+++ Records for the task

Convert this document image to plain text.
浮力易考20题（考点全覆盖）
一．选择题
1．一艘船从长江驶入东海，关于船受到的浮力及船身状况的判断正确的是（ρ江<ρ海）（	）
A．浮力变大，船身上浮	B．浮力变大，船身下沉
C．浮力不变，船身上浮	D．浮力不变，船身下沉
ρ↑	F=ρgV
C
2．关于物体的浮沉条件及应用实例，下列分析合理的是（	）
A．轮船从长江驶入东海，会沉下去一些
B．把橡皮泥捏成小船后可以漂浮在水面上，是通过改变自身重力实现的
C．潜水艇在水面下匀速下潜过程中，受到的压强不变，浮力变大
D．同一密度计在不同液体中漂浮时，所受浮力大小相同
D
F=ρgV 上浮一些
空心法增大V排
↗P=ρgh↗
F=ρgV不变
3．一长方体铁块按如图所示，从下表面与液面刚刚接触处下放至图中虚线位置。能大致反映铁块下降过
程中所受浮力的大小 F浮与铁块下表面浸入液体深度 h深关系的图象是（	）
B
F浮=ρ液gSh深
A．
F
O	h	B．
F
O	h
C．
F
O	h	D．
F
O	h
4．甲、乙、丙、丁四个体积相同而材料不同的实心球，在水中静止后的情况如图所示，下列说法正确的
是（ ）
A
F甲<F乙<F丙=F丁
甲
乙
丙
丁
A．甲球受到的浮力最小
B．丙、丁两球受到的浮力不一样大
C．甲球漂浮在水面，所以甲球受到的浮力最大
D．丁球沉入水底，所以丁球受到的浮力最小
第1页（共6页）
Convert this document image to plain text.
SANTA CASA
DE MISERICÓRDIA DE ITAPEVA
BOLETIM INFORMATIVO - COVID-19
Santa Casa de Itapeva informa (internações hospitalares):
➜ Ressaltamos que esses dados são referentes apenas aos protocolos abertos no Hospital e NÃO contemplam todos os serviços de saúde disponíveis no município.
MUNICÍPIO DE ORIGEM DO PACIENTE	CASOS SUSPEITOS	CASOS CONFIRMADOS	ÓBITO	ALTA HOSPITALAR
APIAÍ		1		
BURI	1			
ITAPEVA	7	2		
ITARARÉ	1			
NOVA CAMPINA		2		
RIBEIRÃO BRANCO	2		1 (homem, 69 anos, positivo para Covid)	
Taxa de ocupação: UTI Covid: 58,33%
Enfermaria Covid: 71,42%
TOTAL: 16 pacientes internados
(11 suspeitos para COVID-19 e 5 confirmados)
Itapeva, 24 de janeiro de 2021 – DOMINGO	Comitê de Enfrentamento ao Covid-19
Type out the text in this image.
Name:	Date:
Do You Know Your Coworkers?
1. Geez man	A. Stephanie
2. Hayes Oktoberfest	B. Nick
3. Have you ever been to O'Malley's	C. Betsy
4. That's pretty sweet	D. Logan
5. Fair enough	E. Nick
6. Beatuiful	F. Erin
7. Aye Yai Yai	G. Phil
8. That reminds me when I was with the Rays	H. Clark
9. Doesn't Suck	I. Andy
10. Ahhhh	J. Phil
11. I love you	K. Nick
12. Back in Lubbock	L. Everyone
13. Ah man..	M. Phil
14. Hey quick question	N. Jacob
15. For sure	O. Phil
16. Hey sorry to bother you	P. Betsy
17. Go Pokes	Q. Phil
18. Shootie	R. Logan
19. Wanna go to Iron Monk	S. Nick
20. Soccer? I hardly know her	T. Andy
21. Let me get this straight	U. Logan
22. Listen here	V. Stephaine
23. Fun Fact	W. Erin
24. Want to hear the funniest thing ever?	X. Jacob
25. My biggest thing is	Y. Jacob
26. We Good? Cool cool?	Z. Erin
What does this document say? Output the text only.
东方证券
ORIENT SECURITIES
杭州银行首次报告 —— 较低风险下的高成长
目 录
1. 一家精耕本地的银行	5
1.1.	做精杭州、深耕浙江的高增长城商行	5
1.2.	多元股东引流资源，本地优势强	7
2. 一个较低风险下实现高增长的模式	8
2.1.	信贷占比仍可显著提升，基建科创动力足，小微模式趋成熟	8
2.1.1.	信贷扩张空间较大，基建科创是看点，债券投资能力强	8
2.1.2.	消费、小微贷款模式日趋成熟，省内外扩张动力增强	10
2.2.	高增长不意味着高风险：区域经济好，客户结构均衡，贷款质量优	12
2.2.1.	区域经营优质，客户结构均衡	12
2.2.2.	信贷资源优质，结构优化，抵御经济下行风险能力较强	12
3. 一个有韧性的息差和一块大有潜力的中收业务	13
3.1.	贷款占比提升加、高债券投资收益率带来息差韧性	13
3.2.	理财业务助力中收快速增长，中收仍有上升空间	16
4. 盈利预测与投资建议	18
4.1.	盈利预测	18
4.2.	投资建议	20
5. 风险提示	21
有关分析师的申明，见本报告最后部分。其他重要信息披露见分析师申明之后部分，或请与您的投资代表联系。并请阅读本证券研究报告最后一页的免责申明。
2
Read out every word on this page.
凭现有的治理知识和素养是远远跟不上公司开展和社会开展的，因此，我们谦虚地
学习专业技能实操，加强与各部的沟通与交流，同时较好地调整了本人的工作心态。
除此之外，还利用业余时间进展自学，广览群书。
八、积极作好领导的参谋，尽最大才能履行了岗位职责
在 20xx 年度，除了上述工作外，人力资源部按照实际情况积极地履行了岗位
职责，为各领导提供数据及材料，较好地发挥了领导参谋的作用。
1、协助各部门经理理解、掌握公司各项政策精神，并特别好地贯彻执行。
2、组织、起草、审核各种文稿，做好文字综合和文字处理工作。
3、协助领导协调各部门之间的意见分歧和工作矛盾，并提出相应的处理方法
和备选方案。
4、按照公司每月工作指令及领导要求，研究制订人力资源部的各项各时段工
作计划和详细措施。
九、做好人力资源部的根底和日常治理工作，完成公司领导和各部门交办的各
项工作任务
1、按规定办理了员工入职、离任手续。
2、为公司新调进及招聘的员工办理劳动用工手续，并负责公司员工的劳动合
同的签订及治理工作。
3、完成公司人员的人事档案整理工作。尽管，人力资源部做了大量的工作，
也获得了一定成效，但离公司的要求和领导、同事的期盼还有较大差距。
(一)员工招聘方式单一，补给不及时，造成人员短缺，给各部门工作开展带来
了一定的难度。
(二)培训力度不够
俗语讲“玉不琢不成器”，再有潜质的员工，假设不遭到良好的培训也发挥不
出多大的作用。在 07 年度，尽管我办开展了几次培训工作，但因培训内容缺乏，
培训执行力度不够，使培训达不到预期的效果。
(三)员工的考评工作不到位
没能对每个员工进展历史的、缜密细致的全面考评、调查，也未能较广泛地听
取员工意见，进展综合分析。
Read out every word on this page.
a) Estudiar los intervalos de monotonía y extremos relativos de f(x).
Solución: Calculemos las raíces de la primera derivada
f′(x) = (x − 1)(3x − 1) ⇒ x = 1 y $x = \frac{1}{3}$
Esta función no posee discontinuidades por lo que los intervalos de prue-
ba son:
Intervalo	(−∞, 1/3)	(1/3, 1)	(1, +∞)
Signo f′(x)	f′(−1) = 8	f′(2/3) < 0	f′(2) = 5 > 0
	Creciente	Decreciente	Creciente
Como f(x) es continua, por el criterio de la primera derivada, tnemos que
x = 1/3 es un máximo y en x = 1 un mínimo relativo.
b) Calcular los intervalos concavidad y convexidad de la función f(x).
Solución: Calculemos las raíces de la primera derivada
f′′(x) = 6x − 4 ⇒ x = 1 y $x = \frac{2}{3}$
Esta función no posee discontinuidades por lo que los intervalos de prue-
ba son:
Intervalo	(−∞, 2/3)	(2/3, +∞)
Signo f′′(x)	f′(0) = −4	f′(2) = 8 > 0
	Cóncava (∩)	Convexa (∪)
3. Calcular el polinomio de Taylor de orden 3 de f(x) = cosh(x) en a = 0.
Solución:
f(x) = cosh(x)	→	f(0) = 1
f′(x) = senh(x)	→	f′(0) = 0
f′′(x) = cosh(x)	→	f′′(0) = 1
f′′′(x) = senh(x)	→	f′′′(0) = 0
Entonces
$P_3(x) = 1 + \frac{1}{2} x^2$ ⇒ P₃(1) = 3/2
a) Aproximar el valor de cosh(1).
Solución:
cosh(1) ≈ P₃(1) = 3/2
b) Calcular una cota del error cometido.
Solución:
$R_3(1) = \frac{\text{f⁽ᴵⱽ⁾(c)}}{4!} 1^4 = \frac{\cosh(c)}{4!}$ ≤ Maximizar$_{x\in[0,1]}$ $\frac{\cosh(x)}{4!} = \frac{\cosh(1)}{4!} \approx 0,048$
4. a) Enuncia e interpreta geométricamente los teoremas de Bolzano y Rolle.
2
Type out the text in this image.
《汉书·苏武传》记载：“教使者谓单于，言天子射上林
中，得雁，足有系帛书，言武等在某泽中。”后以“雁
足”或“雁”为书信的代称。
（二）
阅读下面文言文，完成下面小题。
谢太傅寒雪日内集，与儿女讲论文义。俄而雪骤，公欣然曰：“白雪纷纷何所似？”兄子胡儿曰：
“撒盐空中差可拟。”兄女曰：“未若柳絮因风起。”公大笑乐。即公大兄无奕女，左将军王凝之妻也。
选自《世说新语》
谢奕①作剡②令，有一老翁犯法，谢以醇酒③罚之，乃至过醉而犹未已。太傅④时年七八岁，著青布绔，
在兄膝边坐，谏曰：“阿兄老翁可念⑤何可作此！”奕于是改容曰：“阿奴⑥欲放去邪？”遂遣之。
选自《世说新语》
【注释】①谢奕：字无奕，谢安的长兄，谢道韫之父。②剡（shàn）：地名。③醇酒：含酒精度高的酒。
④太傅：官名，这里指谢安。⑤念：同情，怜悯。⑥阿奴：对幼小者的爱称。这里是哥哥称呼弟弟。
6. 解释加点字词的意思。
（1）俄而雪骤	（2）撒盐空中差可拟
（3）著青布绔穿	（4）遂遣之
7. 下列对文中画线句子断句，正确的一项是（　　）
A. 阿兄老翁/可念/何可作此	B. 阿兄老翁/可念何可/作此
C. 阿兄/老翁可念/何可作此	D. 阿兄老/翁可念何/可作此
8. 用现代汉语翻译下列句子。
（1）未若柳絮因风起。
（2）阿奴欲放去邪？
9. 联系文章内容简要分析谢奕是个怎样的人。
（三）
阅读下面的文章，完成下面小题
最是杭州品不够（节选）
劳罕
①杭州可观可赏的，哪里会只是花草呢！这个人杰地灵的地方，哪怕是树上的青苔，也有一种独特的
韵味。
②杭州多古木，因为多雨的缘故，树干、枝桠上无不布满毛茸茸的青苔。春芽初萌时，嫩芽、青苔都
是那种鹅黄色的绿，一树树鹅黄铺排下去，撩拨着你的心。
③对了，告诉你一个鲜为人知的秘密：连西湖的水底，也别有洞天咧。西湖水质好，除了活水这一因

++++++

In the entries above, find each line with the string "俄而雪骤" and copy it.

## [Solution below]
谢太傅寒雪日内集，与儿女讲论文义。俄而雪骤，公欣然曰：“白雪纷纷何所似？”兄子胡儿曰：
（1）俄而雪骤	（2）撒盐空中差可拟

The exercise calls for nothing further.